> **EXERCISE GOAL**
Can you reproduce the data below line for line, with every character unchanged?

> **DATA FOR THIS TASK**
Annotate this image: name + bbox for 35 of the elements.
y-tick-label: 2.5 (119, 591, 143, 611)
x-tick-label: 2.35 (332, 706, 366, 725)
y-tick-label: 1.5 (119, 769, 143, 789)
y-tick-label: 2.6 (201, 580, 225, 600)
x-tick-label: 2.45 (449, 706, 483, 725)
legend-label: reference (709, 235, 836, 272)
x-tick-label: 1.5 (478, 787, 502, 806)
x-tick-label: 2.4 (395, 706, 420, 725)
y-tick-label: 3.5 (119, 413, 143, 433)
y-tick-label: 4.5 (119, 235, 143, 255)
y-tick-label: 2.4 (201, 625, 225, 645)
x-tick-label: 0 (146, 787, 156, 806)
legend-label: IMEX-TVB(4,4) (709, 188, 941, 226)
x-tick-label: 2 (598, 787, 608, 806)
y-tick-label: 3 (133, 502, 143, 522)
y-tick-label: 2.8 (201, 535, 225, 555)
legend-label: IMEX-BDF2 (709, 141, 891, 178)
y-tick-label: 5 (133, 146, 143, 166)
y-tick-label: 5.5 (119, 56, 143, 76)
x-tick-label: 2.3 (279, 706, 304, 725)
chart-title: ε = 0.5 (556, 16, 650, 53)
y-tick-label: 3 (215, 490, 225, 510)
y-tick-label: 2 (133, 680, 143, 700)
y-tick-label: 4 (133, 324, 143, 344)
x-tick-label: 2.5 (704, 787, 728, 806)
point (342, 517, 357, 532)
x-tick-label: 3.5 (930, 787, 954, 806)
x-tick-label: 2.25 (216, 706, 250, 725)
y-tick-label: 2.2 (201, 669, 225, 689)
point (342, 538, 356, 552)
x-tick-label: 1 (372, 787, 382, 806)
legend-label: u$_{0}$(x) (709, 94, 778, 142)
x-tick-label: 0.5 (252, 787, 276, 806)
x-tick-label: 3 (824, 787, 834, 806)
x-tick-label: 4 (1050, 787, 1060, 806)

> **SOLUTION BELOW**
Annotate this image: name + bbox for 35 of the elements.
y-tick-label: 2.5 (119, 591, 143, 611)
x-tick-label: 2.35 (332, 706, 366, 725)
y-tick-label: 1.5 (119, 769, 143, 789)
y-tick-label: 2.6 (201, 580, 225, 600)
x-tick-label: 2.45 (449, 706, 483, 725)
legend-label: reference (709, 235, 836, 272)
x-tick-label: 1.5 (478, 787, 502, 806)
x-tick-label: 2.4 (395, 706, 420, 725)
y-tick-label: 3.5 (119, 413, 143, 433)
y-tick-label: 4.5 (119, 235, 143, 255)
y-tick-label: 2.4 (201, 625, 225, 645)
x-tick-label: 0 (146, 787, 156, 806)
legend-label: IMEX-TVB(4,4) (709, 188, 941, 226)
x-tick-label: 2 (598, 787, 608, 806)
y-tick-label: 3 (133, 502, 143, 522)
y-tick-label: 2.8 (201, 535, 225, 555)
legend-label: IMEX-BDF2 (709, 141, 891, 178)
y-tick-label: 5 (133, 146, 143, 166)
y-tick-label: 5.5 (119, 56, 143, 76)
x-tick-label: 2.3 (279, 706, 304, 725)
chart-title: ε = 0.5 (556, 16, 650, 53)
y-tick-label: 3 (215, 490, 225, 510)
y-tick-label: 2 (133, 680, 143, 700)
y-tick-label: 4 (133, 324, 143, 344)
x-tick-label: 2.5 (704, 787, 728, 806)
point (342, 517, 357, 532)
x-tick-label: 3.5 (930, 787, 954, 806)
x-tick-label: 2.25 (216, 706, 250, 725)
y-tick-label: 2.2 (201, 669, 225, 689)
point (342, 538, 356, 552)
x-tick-label: 1 (372, 787, 382, 806)
legend-label: u$_{0}$(x) (709, 94, 778, 142)
x-tick-label: 0.5 (252, 787, 276, 806)
x-tick-label: 3 (824, 787, 834, 806)
x-tick-label: 4 (1050, 787, 1060, 806)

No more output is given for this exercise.